• **Given problem**
Determine which lines of the records include the word "subtitle", and copy them.

Records:
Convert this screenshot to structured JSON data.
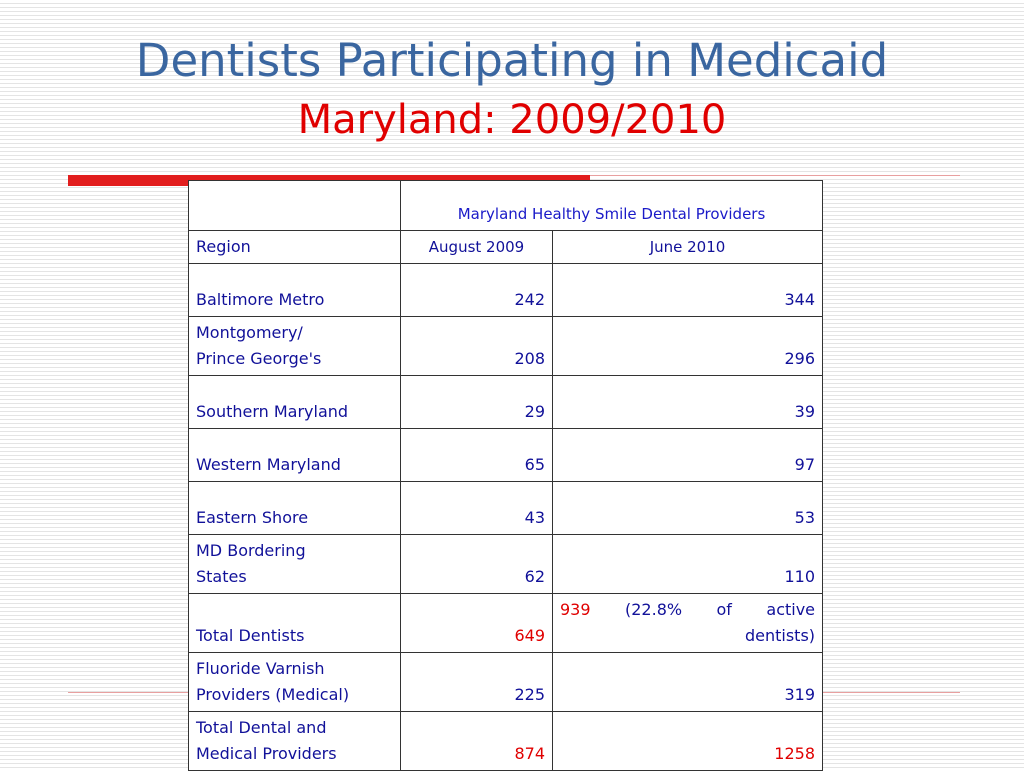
{
  "slide": {
    "title": "Dentists Participating in Medicaid",
    "subtitle": "Maryland: 2009/2010"
  },
  "table": {
    "group_header": "Maryland Healthy Smile Dental Providers",
    "region_header": "Region",
    "columns": [
      "August 2009",
      "June 2010"
    ],
    "rows": [
      {
        "region_lines": [
          "Baltimore Metro"
        ],
        "aug": "242",
        "jun": "344"
      },
      {
        "region_lines": [
          "Montgomery/",
          "Prince George's"
        ],
        "aug": "208",
        "jun": "296"
      },
      {
        "region_lines": [
          "Southern Maryland"
        ],
        "aug": "29",
        "jun": "39"
      },
      {
        "region_lines": [
          "Western Maryland"
        ],
        "aug": "65",
        "jun": "97"
      },
      {
        "region_lines": [
          "Eastern Shore"
        ],
        "aug": "43",
        "jun": "53"
      },
      {
        "region_lines": [
          "MD Bordering",
          "States"
        ],
        "aug": "62",
        "jun": "110"
      },
      {
        "region_lines": [
          "Total Dentists"
        ],
        "aug": "649",
        "jun": "939",
        "jun_note_line1": "(22.8% of active",
        "jun_note_line2": "dentists)"
      },
      {
        "region_lines": [
          "Fluoride Varnish",
          "Providers (Medical)"
        ],
        "aug": "225",
        "jun": "319"
      },
      {
        "region_lines": [
          "Total Dental and",
          "Medical Providers"
        ],
        "aug": "874",
        "jun": "1258"
      }
    ]
  },
  "colors": {
    "title": "#3a66a0",
    "subtitle": "#e00000",
    "table_text": "#111199",
    "highlight": "#e00000",
    "accent_bar": "#e21e1e"
  }
}
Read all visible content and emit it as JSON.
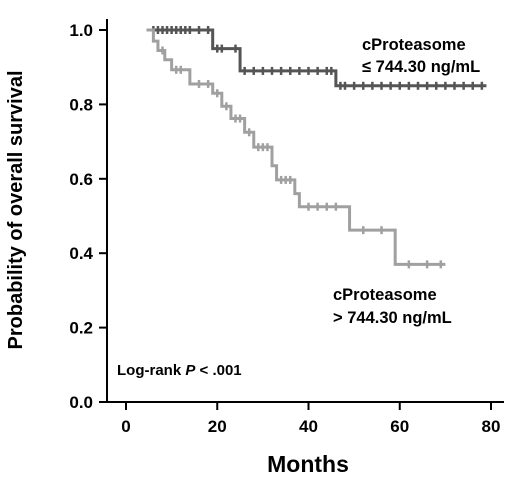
{
  "chart_data": {
    "type": "line",
    "step": true,
    "xlabel": "Months",
    "ylabel": "Probability of overall survival",
    "xlim": [
      -5,
      82
    ],
    "ylim": [
      0,
      1.05
    ],
    "x_ticks": [
      0,
      20,
      40,
      60,
      80
    ],
    "y_ticks": [
      0.0,
      0.2,
      0.4,
      0.6,
      0.8,
      1.0
    ],
    "x_tick_labels": [
      "0",
      "20",
      "40",
      "60",
      "80"
    ],
    "y_tick_labels": [
      "0.0",
      "0.2",
      "0.4",
      "0.6",
      "0.8",
      "1.0"
    ],
    "grid": false,
    "series": [
      {
        "label_line1": "cProteasome",
        "label_line2": "≤ 744.30 ng/mL",
        "color": "#555555",
        "steps": [
          [
            4.5,
            1.0
          ],
          [
            19,
            0.95
          ],
          [
            22,
            0.95
          ],
          [
            25,
            0.89
          ],
          [
            46,
            0.85
          ],
          [
            79,
            0.85
          ]
        ],
        "censors": [
          6,
          7,
          8,
          9,
          10,
          11,
          12,
          13,
          14,
          16,
          18,
          20,
          21,
          24,
          26,
          28,
          30,
          32,
          34,
          36,
          38,
          40,
          42,
          44,
          45,
          47,
          48,
          50,
          52,
          54,
          56,
          58,
          60,
          62,
          64,
          66,
          68,
          70,
          72,
          74,
          76,
          78
        ]
      },
      {
        "label_line1": "cProteasome",
        "label_line2": "> 744.30 ng/mL",
        "color": "#a0a0a0",
        "steps": [
          [
            4.5,
            1.0
          ],
          [
            6,
            0.97
          ],
          [
            7,
            0.945
          ],
          [
            8.5,
            0.92
          ],
          [
            10,
            0.893
          ],
          [
            14,
            0.855
          ],
          [
            19,
            0.83
          ],
          [
            21,
            0.795
          ],
          [
            23,
            0.762
          ],
          [
            26,
            0.725
          ],
          [
            28,
            0.685
          ],
          [
            32,
            0.635
          ],
          [
            33,
            0.597
          ],
          [
            37,
            0.56
          ],
          [
            38,
            0.525
          ],
          [
            49,
            0.462
          ],
          [
            59,
            0.37
          ],
          [
            70,
            0.37
          ]
        ],
        "censors": [
          8,
          11,
          12,
          16,
          18,
          20,
          22,
          24,
          25,
          27,
          29,
          30,
          31,
          34,
          35,
          36,
          40,
          42,
          44,
          46,
          52,
          56,
          62,
          66,
          69
        ]
      }
    ],
    "annotations": {
      "logrank_prefix": "Log-rank ",
      "logrank_p": "P",
      "logrank_suffix": " < .001"
    }
  }
}
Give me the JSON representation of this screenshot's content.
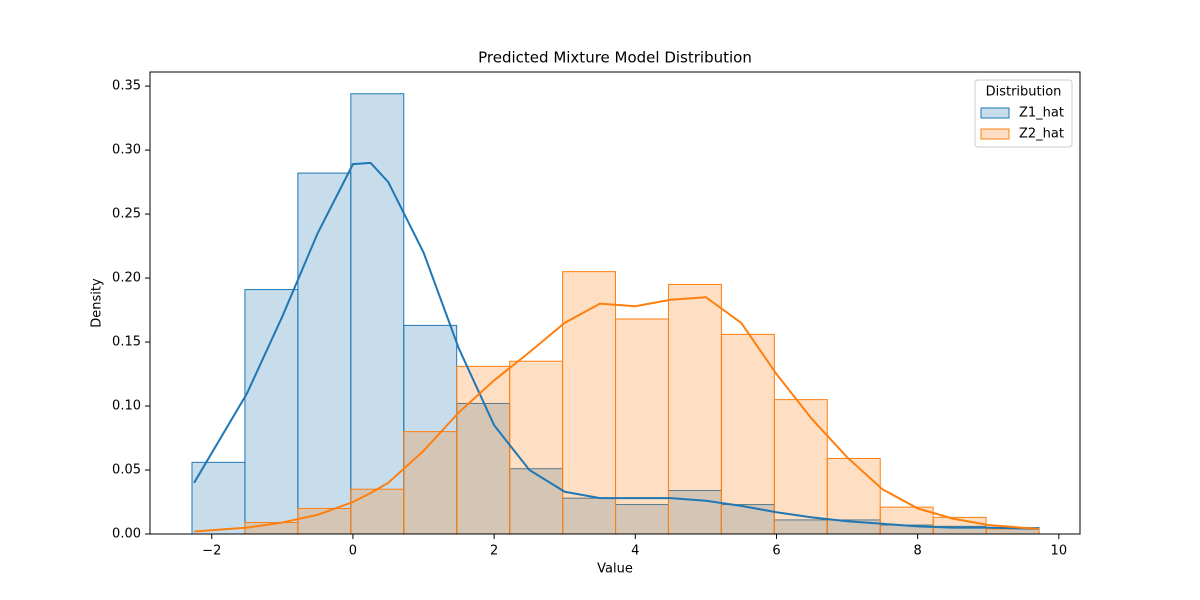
{
  "chart_data": {
    "type": "histogram",
    "title": "Predicted Mixture Model Distribution",
    "x_label": "Value",
    "y_label": "Density",
    "legend_title": "Distribution",
    "legend": "upper right",
    "bins": [
      -2.28,
      -1.53,
      -0.78,
      -0.03,
      0.72,
      1.47,
      2.22,
      2.97,
      3.72,
      4.47,
      5.22,
      5.97,
      6.72,
      7.47,
      8.22,
      8.97,
      9.72
    ],
    "kde_x": [
      -2.25,
      -1.5,
      -1,
      -0.5,
      0,
      0.25,
      0.5,
      1,
      1.5,
      2,
      2.5,
      3,
      3.5,
      4,
      4.5,
      5,
      5.5,
      6,
      6.5,
      7,
      7.5,
      8,
      8.5,
      9,
      9.7
    ],
    "series": [
      {
        "name": "Z1_hat",
        "color": "#1f77b4",
        "values": [
          0.056,
          0.191,
          0.282,
          0.344,
          0.163,
          0.102,
          0.051,
          0.028,
          0.023,
          0.034,
          0.023,
          0.011,
          0.011,
          0.007,
          0.006,
          0.005
        ],
        "kde": [
          0.04,
          0.11,
          0.17,
          0.235,
          0.289,
          0.29,
          0.275,
          0.22,
          0.145,
          0.085,
          0.05,
          0.033,
          0.028,
          0.028,
          0.028,
          0.026,
          0.022,
          0.017,
          0.013,
          0.01,
          0.008,
          0.006,
          0.005,
          0.005,
          0.004
        ]
      },
      {
        "name": "Z2_hat",
        "color": "#ff7f0e",
        "values": [
          0,
          0.009,
          0.02,
          0.035,
          0.08,
          0.131,
          0.135,
          0.205,
          0.168,
          0.195,
          0.156,
          0.105,
          0.059,
          0.021,
          0.013,
          0.004
        ],
        "kde": [
          0.002,
          0.005,
          0.009,
          0.015,
          0.025,
          0.032,
          0.04,
          0.065,
          0.095,
          0.12,
          0.142,
          0.165,
          0.18,
          0.178,
          0.183,
          0.185,
          0.165,
          0.125,
          0.09,
          0.06,
          0.035,
          0.02,
          0.012,
          0.007,
          0.004
        ]
      }
    ],
    "xlim": [
      -2.875,
      10.3
    ],
    "ylim": [
      0,
      0.361
    ],
    "xticks": [
      {
        "value": -2,
        "label": "−2"
      },
      0,
      2,
      4,
      6,
      8,
      10
    ],
    "yticks": [
      {
        "value": 0,
        "label": "0.00"
      },
      {
        "value": 0.05,
        "label": "0.05"
      },
      {
        "value": 0.1,
        "label": "0.10"
      },
      {
        "value": 0.15,
        "label": "0.15"
      },
      {
        "value": 0.2,
        "label": "0.20"
      },
      {
        "value": 0.25,
        "label": "0.25"
      },
      {
        "value": 0.3,
        "label": "0.30"
      },
      {
        "value": 0.35,
        "label": "0.35"
      }
    ],
    "grid": false
  }
}
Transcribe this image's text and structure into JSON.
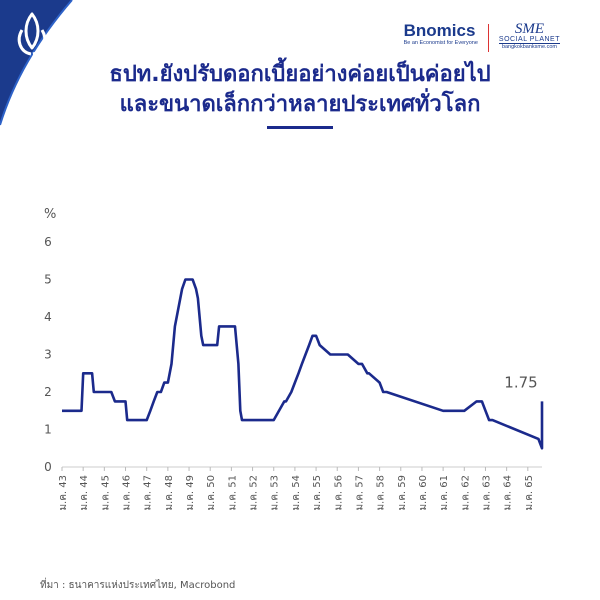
{
  "brand": {
    "name": "Bnomics",
    "tagline": "Be an Economist for Everyone",
    "partner_main": "SME",
    "partner_sub": "SOCIAL PLANET",
    "partner_url": "bangkokbanksme.com"
  },
  "title_line1": "ธปท.ยังปรับดอกเบี้ยอย่างค่อยเป็นค่อยไป",
  "title_line2": "และขนาดเล็กกว่าหลายประเทศทั่วโลก",
  "source": "ที่มา : ธนาคารแห่งประเทศไทย, Macrobond",
  "colors": {
    "line": "#1b2a8c",
    "title": "#1b2a8c",
    "corner": "#1b3a8c"
  },
  "icons": [
    "lotus-logo-icon"
  ],
  "chart_data": {
    "type": "line",
    "title": "",
    "xlabel": "",
    "ylabel": "%",
    "ylim": [
      0,
      6
    ],
    "yticks": [
      "0",
      "1",
      "2",
      "3",
      "4",
      "5",
      "6"
    ],
    "xlim": [
      2000,
      2022.67
    ],
    "xtick_labels": [
      "ม.ค. 43",
      "ม.ค. 44",
      "ม.ค. 45",
      "ม.ค. 46",
      "ม.ค. 47",
      "ม.ค. 48",
      "ม.ค. 49",
      "ม.ค. 50",
      "ม.ค. 51",
      "ม.ค. 52",
      "ม.ค. 53",
      "ม.ค. 54",
      "ม.ค. 55",
      "ม.ค. 56",
      "ม.ค. 57",
      "ม.ค. 58",
      "ม.ค. 59",
      "ม.ค. 60",
      "ม.ค. 61",
      "ม.ค. 62",
      "ม.ค. 63",
      "ม.ค. 64",
      "ม.ค. 65"
    ],
    "xtick_values": [
      2000,
      2001,
      2002,
      2003,
      2004,
      2005,
      2006,
      2007,
      2008,
      2009,
      2010,
      2011,
      2012,
      2013,
      2014,
      2015,
      2016,
      2017,
      2018,
      2019,
      2020,
      2021,
      2022
    ],
    "grid": false,
    "annotation": {
      "text": "1.75"
    },
    "series": [
      {
        "x": [
          2000,
          2000.92,
          2001.0,
          2001.42,
          2001.5,
          2002.0,
          2002.33,
          2002.5,
          2003.0,
          2003.08,
          2003.92,
          2004.0,
          2004.17,
          2004.33,
          2004.5,
          2004.67,
          2004.83,
          2005.0,
          2005.17,
          2005.33,
          2005.5,
          2005.67,
          2005.83,
          2006.0,
          2006.17,
          2006.33,
          2006.42,
          2006.58,
          2006.67,
          2006.92,
          2007.0,
          2007.08,
          2007.17,
          2007.33,
          2007.42,
          2008.0,
          2008.17,
          2008.33,
          2008.42,
          2008.5,
          2008.92,
          2009.0,
          2009.08,
          2009.17,
          2010.0,
          2010.5,
          2010.58,
          2010.83,
          2011.0,
          2011.17,
          2011.33,
          2011.5,
          2011.67,
          2011.83,
          2012.0,
          2012.17,
          2012.67,
          2012.83,
          2013.33,
          2013.5,
          2014.0,
          2014.17,
          2014.42,
          2014.5,
          2015.0,
          2015.17,
          2015.33,
          2018.0,
          2018.92,
          2019.0,
          2019.58,
          2019.67,
          2019.83,
          2020.0,
          2020.17,
          2020.33,
          2022.5,
          2022.67,
          2022.75,
          2022.83,
          2022.92,
          2023.0
        ],
        "values": [
          1.5,
          1.5,
          2.5,
          2.5,
          2.0,
          2.0,
          2.0,
          1.75,
          1.75,
          1.25,
          1.25,
          1.25,
          1.5,
          1.75,
          2.0,
          2.0,
          2.25,
          2.25,
          2.75,
          3.75,
          4.25,
          4.75,
          5.0,
          5.0,
          5.0,
          4.75,
          4.5,
          3.5,
          3.25,
          3.25,
          3.25,
          3.25,
          3.25,
          3.25,
          3.75,
          3.75,
          3.75,
          2.75,
          1.5,
          1.25,
          1.25,
          1.25,
          1.25,
          1.25,
          1.25,
          1.75,
          1.75,
          2.0,
          2.25,
          2.5,
          2.75,
          3.0,
          3.25,
          3.5,
          3.5,
          3.25,
          3.0,
          3.0,
          3.0,
          3.0,
          2.75,
          2.75,
          2.5,
          2.5,
          2.25,
          2.0,
          2.0,
          1.5,
          1.5,
          1.5,
          1.75,
          1.75,
          1.75,
          1.5,
          1.25,
          1.25,
          0.75,
          0.5,
          0.5,
          0.5,
          1.25,
          1.75
        ]
      }
    ]
  }
}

• **Written reply**
    "subtitle": "Maryland: 2009/2010"
    "subtitle": "#e00000",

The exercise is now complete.